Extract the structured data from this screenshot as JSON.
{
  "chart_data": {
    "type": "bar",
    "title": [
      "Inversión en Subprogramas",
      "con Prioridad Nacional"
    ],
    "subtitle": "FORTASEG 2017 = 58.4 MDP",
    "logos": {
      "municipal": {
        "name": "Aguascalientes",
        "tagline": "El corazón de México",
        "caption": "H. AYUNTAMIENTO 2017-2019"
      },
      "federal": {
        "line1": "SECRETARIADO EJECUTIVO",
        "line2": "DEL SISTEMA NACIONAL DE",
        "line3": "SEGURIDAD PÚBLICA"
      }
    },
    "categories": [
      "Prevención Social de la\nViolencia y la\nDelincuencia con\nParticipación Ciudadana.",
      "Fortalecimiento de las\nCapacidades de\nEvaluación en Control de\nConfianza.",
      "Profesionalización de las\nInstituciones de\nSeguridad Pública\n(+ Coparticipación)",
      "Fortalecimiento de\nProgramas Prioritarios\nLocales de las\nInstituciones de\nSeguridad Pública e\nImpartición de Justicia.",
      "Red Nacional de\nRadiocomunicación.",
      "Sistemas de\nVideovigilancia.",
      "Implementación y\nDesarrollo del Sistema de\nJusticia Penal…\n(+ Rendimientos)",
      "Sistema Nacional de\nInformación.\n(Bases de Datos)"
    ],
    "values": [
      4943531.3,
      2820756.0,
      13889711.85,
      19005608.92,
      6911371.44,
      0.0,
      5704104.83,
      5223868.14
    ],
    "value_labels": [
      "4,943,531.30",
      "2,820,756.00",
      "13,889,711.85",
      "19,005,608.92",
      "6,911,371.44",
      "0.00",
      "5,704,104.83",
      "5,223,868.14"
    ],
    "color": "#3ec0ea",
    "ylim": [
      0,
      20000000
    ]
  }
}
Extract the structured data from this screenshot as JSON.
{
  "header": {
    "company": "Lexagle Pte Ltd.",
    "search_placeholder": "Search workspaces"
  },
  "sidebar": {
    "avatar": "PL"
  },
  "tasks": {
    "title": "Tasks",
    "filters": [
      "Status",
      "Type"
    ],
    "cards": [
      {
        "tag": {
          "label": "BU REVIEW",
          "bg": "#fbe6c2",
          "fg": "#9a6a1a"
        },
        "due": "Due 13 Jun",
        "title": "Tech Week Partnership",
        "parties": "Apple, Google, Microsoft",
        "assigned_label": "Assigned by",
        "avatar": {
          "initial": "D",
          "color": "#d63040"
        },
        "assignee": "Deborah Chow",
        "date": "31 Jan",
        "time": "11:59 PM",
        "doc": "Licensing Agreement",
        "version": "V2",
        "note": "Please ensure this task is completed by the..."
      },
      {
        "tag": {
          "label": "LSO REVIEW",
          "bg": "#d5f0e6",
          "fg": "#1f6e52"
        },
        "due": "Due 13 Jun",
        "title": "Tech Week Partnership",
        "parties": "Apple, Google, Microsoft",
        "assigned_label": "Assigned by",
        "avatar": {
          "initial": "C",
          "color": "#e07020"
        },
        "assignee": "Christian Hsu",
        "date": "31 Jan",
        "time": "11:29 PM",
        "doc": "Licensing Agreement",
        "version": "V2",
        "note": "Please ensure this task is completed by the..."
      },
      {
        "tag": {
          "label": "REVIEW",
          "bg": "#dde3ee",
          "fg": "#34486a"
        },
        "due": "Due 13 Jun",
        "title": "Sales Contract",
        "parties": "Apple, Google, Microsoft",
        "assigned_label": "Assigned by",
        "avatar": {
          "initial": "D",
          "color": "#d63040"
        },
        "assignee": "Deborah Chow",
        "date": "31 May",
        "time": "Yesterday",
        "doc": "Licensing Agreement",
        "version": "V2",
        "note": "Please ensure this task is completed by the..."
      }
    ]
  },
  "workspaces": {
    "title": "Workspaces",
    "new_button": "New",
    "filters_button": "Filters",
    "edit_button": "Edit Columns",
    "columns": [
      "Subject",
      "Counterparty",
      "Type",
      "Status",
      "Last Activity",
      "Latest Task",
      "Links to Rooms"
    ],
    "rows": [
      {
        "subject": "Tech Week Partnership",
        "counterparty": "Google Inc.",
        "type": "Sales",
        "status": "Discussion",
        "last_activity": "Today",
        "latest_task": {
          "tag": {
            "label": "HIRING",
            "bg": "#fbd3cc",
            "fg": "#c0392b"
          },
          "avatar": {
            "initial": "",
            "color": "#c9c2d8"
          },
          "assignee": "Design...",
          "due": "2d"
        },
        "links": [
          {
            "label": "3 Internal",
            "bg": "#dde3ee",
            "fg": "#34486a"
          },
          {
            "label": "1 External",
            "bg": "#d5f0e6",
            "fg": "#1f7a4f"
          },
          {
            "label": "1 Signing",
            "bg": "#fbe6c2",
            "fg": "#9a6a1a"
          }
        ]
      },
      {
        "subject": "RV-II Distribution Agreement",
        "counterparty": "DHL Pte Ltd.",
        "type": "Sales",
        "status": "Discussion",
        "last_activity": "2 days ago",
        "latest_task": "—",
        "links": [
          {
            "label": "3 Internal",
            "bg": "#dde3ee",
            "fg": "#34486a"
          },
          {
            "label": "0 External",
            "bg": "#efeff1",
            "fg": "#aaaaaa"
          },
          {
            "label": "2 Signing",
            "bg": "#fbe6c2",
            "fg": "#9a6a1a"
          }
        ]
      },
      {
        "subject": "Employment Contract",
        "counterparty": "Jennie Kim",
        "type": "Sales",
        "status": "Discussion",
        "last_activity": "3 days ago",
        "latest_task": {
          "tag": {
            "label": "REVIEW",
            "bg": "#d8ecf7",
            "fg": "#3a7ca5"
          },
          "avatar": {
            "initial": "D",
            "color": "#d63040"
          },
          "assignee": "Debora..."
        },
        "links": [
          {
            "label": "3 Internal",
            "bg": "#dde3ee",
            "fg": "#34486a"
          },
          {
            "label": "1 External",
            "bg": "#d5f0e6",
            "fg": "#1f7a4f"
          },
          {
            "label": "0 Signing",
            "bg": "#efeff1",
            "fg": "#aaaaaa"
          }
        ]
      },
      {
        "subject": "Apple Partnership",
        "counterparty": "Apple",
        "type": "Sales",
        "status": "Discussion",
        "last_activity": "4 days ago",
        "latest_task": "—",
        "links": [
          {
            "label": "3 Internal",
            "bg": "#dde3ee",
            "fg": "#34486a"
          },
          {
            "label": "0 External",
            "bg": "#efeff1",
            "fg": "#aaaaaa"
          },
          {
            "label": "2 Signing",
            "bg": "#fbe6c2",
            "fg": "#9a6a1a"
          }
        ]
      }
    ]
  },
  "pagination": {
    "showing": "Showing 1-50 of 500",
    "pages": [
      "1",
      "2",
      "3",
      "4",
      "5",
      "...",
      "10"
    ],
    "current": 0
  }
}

(Task instructions):
Pick out all lines containing the string "Fortalecimiento".

(Completed task):
      "Fortalecimiento de las\nCapacidades de\nEvaluación en Control de\nConfianza.",
      "Fortalecimiento de\nProgramas Prioritarios\nLocales de las\nInstituciones de\nSeguridad Pública e\nImpartición de Justicia.",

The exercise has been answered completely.